(Entries from a dataset)
------------------------------------------------------------------------
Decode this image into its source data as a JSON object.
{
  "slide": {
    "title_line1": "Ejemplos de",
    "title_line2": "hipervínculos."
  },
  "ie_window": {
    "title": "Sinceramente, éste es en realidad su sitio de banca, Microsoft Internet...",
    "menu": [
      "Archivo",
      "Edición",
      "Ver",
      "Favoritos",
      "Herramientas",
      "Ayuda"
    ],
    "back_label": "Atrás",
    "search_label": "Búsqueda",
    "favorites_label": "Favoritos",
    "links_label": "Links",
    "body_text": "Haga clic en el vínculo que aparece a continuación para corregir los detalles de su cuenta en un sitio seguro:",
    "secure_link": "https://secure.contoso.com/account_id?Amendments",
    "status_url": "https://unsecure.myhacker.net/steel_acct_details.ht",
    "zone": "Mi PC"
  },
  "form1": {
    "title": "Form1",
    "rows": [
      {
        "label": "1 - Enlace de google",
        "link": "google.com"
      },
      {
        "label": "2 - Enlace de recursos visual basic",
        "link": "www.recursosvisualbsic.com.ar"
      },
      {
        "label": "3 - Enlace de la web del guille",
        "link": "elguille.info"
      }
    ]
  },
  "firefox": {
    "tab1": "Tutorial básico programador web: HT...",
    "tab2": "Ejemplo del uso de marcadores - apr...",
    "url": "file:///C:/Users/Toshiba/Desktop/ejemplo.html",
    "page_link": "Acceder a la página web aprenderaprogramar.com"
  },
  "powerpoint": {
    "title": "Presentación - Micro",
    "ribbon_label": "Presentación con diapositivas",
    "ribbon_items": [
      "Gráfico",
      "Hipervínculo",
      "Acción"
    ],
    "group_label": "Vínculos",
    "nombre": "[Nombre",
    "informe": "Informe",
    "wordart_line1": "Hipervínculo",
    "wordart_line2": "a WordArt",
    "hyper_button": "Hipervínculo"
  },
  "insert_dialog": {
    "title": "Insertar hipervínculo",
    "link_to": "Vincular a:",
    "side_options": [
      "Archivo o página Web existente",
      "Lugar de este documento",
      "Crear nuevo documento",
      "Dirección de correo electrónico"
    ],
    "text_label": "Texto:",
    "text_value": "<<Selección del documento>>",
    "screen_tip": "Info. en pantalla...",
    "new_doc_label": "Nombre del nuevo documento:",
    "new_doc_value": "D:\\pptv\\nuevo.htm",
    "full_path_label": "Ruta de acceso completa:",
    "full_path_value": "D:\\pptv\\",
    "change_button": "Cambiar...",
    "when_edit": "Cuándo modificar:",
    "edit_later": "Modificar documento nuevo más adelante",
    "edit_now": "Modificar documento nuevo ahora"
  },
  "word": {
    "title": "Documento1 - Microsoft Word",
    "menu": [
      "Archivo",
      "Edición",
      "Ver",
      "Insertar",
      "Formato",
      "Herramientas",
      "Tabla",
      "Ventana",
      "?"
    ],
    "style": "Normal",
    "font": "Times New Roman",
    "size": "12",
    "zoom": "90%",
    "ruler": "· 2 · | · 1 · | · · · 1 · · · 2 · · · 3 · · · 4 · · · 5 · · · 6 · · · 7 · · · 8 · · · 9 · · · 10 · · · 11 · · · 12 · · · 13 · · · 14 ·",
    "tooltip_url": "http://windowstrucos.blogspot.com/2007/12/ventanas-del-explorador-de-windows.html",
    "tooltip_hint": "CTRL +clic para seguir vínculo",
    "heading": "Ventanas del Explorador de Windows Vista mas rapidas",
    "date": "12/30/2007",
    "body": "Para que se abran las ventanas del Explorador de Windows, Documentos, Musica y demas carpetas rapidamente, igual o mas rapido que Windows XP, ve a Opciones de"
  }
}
------------------------------------------------------------------------
• _EXERCISE BRIEF_
Tally the lines in these entries that have the string "clic" in them, then answer with the count and nothing else.

• _EXERCISE OUTPUT_
2